◆ **DATA FOR THE TASK**

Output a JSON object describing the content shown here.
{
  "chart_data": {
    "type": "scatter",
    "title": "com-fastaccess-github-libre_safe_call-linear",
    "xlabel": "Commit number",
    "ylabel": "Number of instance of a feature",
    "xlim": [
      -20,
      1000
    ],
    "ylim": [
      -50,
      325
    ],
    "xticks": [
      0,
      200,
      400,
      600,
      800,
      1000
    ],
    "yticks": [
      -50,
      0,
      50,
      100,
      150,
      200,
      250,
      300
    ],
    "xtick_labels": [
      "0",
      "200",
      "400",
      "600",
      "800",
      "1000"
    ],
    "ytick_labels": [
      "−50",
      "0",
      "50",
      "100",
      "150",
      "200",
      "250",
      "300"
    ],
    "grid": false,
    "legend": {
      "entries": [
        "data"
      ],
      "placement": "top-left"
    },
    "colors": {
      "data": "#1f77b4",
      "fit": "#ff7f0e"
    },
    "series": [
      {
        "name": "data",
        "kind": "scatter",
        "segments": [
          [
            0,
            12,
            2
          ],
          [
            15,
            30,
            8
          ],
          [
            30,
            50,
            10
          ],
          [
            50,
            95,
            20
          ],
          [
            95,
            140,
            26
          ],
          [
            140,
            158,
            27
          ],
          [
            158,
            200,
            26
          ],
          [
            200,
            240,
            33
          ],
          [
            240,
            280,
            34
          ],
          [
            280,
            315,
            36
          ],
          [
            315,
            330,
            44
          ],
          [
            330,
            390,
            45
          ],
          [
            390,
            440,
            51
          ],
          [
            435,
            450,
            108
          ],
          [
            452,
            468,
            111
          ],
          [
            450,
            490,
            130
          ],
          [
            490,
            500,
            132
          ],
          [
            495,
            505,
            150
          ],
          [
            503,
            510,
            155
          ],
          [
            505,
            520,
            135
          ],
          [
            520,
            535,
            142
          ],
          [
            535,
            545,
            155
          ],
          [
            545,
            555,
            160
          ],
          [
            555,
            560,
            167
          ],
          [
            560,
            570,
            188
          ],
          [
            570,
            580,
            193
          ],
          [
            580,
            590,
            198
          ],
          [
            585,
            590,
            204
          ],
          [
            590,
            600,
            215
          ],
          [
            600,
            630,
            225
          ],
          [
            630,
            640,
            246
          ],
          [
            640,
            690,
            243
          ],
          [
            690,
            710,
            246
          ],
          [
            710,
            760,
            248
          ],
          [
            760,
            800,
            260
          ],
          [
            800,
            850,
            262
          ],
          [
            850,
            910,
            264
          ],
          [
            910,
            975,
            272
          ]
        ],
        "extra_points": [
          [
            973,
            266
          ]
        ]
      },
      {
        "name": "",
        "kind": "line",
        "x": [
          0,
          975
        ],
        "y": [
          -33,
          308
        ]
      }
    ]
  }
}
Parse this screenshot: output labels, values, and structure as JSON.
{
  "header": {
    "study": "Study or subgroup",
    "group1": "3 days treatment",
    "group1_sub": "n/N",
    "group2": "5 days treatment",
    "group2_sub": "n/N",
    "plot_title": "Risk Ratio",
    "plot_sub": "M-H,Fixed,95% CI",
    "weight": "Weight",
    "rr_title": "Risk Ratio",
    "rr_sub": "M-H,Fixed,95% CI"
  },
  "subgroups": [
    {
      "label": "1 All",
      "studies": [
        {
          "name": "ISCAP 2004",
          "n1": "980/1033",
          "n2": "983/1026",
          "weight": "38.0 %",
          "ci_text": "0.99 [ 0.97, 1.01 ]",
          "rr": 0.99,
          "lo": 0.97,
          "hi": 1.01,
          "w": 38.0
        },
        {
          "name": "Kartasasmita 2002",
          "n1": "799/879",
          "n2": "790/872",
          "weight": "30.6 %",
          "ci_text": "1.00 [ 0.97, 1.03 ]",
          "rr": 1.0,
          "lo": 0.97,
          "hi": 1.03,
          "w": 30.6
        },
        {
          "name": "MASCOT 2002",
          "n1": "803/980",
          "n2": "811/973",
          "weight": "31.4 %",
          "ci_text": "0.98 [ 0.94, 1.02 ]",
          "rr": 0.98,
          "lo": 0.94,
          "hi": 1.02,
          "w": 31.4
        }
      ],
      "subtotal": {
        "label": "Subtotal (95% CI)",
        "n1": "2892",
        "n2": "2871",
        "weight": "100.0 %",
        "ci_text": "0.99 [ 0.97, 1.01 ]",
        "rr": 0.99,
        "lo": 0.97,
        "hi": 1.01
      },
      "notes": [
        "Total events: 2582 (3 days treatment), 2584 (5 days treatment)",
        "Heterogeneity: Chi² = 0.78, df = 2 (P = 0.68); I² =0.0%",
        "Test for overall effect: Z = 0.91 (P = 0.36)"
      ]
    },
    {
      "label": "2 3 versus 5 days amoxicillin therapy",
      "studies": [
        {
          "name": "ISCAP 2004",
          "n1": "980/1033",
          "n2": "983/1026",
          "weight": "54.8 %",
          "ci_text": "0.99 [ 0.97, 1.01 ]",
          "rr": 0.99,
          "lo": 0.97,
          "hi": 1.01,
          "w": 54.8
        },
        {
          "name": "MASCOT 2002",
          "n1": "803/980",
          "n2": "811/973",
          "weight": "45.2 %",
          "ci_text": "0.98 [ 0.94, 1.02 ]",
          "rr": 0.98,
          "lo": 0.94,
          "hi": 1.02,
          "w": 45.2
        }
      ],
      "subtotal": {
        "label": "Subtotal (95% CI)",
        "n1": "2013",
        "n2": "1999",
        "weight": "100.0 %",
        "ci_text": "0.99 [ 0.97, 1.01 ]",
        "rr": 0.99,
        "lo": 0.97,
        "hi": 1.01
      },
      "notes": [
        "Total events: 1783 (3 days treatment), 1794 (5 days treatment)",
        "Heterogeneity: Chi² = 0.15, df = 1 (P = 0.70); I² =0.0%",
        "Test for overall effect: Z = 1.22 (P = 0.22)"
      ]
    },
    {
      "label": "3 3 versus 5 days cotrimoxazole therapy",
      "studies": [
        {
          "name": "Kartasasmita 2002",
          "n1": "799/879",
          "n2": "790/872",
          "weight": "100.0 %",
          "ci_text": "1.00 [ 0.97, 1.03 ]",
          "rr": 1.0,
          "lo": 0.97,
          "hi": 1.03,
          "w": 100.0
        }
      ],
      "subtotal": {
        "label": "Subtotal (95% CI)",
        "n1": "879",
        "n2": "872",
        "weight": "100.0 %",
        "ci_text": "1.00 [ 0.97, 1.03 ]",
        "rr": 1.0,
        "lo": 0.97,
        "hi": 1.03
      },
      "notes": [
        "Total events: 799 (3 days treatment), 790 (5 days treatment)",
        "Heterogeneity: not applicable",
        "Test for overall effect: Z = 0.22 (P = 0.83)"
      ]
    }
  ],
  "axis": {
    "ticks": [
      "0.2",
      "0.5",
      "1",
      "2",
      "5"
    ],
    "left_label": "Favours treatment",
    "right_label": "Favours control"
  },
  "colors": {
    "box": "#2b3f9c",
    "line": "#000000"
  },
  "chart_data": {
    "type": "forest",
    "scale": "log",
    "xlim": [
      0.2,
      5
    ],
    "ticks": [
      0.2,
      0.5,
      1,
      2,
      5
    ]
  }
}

◆ **TASK STATEMENT**
Please restate the data word for word, every record included.

◆ **RESULT OF THE TASK**
Output a JSON object describing the content shown here.
{
  "chart_data": {
    "type": "scatter",
    "title": "com-fastaccess-github-libre_safe_call-linear",
    "xlabel": "Commit number",
    "ylabel": "Number of instance of a feature",
    "xlim": [
      -20,
      1000
    ],
    "ylim": [
      -50,
      325
    ],
    "xticks": [
      0,
      200,
      400,
      600,
      800,
      1000
    ],
    "yticks": [
      -50,
      0,
      50,
      100,
      150,
      200,
      250,
      300
    ],
    "xtick_labels": [
      "0",
      "200",
      "400",
      "600",
      "800",
      "1000"
    ],
    "ytick_labels": [
      "−50",
      "0",
      "50",
      "100",
      "150",
      "200",
      "250",
      "300"
    ],
    "grid": false,
    "legend": {
      "entries": [
        "data"
      ],
      "placement": "top-left"
    },
    "colors": {
      "data": "#1f77b4",
      "fit": "#ff7f0e"
    },
    "series": [
      {
        "name": "data",
        "kind": "scatter",
        "segments": [
          [
            0,
            12,
            2
          ],
          [
            15,
            30,
            8
          ],
          [
            30,
            50,
            10
          ],
          [
            50,
            95,
            20
          ],
          [
            95,
            140,
            26
          ],
          [
            140,
            158,
            27
          ],
          [
            158,
            200,
            26
          ],
          [
            200,
            240,
            33
          ],
          [
            240,
            280,
            34
          ],
          [
            280,
            315,
            36
          ],
          [
            315,
            330,
            44
          ],
          [
            330,
            390,
            45
          ],
          [
            390,
            440,
            51
          ],
          [
            435,
            450,
            108
          ],
          [
            452,
            468,
            111
          ],
          [
            450,
            490,
            130
          ],
          [
            490,
            500,
            132
          ],
          [
            495,
            505,
            150
          ],
          [
            503,
            510,
            155
          ],
          [
            505,
            520,
            135
          ],
          [
            520,
            535,
            142
          ],
          [
            535,
            545,
            155
          ],
          [
            545,
            555,
            160
          ],
          [
            555,
            560,
            167
          ],
          [
            560,
            570,
            188
          ],
          [
            570,
            580,
            193
          ],
          [
            580,
            590,
            198
          ],
          [
            585,
            590,
            204
          ],
          [
            590,
            600,
            215
          ],
          [
            600,
            630,
            225
          ],
          [
            630,
            640,
            246
          ],
          [
            640,
            690,
            243
          ],
          [
            690,
            710,
            246
          ],
          [
            710,
            760,
            248
          ],
          [
            760,
            800,
            260
          ],
          [
            800,
            850,
            262
          ],
          [
            850,
            910,
            264
          ],
          [
            910,
            975,
            272
          ]
        ],
        "extra_points": [
          [
            973,
            266
          ]
        ]
      },
      {
        "name": "",
        "kind": "line",
        "x": [
          0,
          975
        ],
        "y": [
          -33,
          308
        ]
      }
    ]
  }
}
Parse this screenshot: output labels, values, and structure as JSON.
{
  "header": {
    "study": "Study or subgroup",
    "group1": "3 days treatment",
    "group1_sub": "n/N",
    "group2": "5 days treatment",
    "group2_sub": "n/N",
    "plot_title": "Risk Ratio",
    "plot_sub": "M-H,Fixed,95% CI",
    "weight": "Weight",
    "rr_title": "Risk Ratio",
    "rr_sub": "M-H,Fixed,95% CI"
  },
  "subgroups": [
    {
      "label": "1 All",
      "studies": [
        {
          "name": "ISCAP 2004",
          "n1": "980/1033",
          "n2": "983/1026",
          "weight": "38.0 %",
          "ci_text": "0.99 [ 0.97, 1.01 ]",
          "rr": 0.99,
          "lo": 0.97,
          "hi": 1.01,
          "w": 38.0
        },
        {
          "name": "Kartasasmita 2002",
          "n1": "799/879",
          "n2": "790/872",
          "weight": "30.6 %",
          "ci_text": "1.00 [ 0.97, 1.03 ]",
          "rr": 1.0,
          "lo": 0.97,
          "hi": 1.03,
          "w": 30.6
        },
        {
          "name": "MASCOT 2002",
          "n1": "803/980",
          "n2": "811/973",
          "weight": "31.4 %",
          "ci_text": "0.98 [ 0.94, 1.02 ]",
          "rr": 0.98,
          "lo": 0.94,
          "hi": 1.02,
          "w": 31.4
        }
      ],
      "subtotal": {
        "label": "Subtotal (95% CI)",
        "n1": "2892",
        "n2": "2871",
        "weight": "100.0 %",
        "ci_text": "0.99 [ 0.97, 1.01 ]",
        "rr": 0.99,
        "lo": 0.97,
        "hi": 1.01
      },
      "notes": [
        "Total events: 2582 (3 days treatment), 2584 (5 days treatment)",
        "Heterogeneity: Chi² = 0.78, df = 2 (P = 0.68); I² =0.0%",
        "Test for overall effect: Z = 0.91 (P = 0.36)"
      ]
    },
    {
      "label": "2 3 versus 5 days amoxicillin therapy",
      "studies": [
        {
          "name": "ISCAP 2004",
          "n1": "980/1033",
          "n2": "983/1026",
          "weight": "54.8 %",
          "ci_text": "0.99 [ 0.97, 1.01 ]",
          "rr": 0.99,
          "lo": 0.97,
          "hi": 1.01,
          "w": 54.8
        },
        {
          "name": "MASCOT 2002",
          "n1": "803/980",
          "n2": "811/973",
          "weight": "45.2 %",
          "ci_text": "0.98 [ 0.94, 1.02 ]",
          "rr": 0.98,
          "lo": 0.94,
          "hi": 1.02,
          "w": 45.2
        }
      ],
      "subtotal": {
        "label": "Subtotal (95% CI)",
        "n1": "2013",
        "n2": "1999",
        "weight": "100.0 %",
        "ci_text": "0.99 [ 0.97, 1.01 ]",
        "rr": 0.99,
        "lo": 0.97,
        "hi": 1.01
      },
      "notes": [
        "Total events: 1783 (3 days treatment), 1794 (5 days treatment)",
        "Heterogeneity: Chi² = 0.15, df = 1 (P = 0.70); I² =0.0%",
        "Test for overall effect: Z = 1.22 (P = 0.22)"
      ]
    },
    {
      "label": "3 3 versus 5 days cotrimoxazole therapy",
      "studies": [
        {
          "name": "Kartasasmita 2002",
          "n1": "799/879",
          "n2": "790/872",
          "weight": "100.0 %",
          "ci_text": "1.00 [ 0.97, 1.03 ]",
          "rr": 1.0,
          "lo": 0.97,
          "hi": 1.03,
          "w": 100.0
        }
      ],
      "subtotal": {
        "label": "Subtotal (95% CI)",
        "n1": "879",
        "n2": "872",
        "weight": "100.0 %",
        "ci_text": "1.00 [ 0.97, 1.03 ]",
        "rr": 1.0,
        "lo": 0.97,
        "hi": 1.03
      },
      "notes": [
        "Total events: 799 (3 days treatment), 790 (5 days treatment)",
        "Heterogeneity: not applicable",
        "Test for overall effect: Z = 0.22 (P = 0.83)"
      ]
    }
  ],
  "axis": {
    "ticks": [
      "0.2",
      "0.5",
      "1",
      "2",
      "5"
    ],
    "left_label": "Favours treatment",
    "right_label": "Favours control"
  },
  "colors": {
    "box": "#2b3f9c",
    "line": "#000000"
  },
  "chart_data": {
    "type": "forest",
    "scale": "log",
    "xlim": [
      0.2,
      5
    ],
    "ticks": [
      0.2,
      0.5,
      1,
      2,
      5
    ]
  }
}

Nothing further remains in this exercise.